Go through the entries below and collect each line with the string "местоположения" in it.

§ Source records:

□ □ □ □

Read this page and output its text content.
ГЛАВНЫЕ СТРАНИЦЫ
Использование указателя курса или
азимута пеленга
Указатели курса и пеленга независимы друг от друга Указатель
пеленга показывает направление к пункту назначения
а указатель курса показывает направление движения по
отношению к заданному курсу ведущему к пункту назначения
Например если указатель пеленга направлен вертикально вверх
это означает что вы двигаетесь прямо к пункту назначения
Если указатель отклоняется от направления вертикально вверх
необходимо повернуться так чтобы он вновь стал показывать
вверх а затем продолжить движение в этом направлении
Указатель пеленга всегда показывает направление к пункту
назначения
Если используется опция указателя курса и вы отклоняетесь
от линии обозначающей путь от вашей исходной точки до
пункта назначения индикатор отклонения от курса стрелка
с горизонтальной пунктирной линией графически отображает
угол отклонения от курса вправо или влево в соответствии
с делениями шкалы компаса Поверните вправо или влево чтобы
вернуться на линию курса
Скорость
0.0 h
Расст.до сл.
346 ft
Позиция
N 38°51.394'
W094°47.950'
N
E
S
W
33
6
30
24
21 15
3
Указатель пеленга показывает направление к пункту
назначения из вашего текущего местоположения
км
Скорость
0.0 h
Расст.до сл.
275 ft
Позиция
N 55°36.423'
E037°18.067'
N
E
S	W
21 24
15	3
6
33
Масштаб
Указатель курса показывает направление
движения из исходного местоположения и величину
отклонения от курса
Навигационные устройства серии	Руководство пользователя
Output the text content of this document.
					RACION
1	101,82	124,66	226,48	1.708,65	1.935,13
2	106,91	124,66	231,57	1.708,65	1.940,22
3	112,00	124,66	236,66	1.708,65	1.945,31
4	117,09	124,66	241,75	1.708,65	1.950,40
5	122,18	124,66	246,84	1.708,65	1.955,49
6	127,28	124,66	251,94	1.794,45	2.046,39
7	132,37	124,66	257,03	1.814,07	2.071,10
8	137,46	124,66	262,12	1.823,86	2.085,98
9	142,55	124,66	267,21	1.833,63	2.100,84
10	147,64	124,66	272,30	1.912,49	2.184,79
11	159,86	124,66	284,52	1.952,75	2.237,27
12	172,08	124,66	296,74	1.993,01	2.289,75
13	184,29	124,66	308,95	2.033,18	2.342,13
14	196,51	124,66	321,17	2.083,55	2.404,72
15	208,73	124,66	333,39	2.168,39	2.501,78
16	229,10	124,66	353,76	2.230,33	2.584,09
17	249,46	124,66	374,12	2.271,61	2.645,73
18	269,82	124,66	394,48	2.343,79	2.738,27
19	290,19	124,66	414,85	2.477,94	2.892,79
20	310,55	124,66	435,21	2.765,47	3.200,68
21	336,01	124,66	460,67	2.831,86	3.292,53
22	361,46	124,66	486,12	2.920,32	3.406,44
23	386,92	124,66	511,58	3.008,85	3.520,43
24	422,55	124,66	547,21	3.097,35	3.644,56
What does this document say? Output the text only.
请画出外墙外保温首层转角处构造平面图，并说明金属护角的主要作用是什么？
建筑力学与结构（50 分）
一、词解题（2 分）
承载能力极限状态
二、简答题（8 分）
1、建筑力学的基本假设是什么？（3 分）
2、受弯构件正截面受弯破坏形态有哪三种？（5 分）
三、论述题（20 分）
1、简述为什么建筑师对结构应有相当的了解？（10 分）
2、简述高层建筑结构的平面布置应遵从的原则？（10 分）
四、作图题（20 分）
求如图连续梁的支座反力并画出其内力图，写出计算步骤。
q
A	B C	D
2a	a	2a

□ □ □ □

§ WRITTEN REPLY:
назначения из вашего текущего местоположения
движения из исходного местоположения и величину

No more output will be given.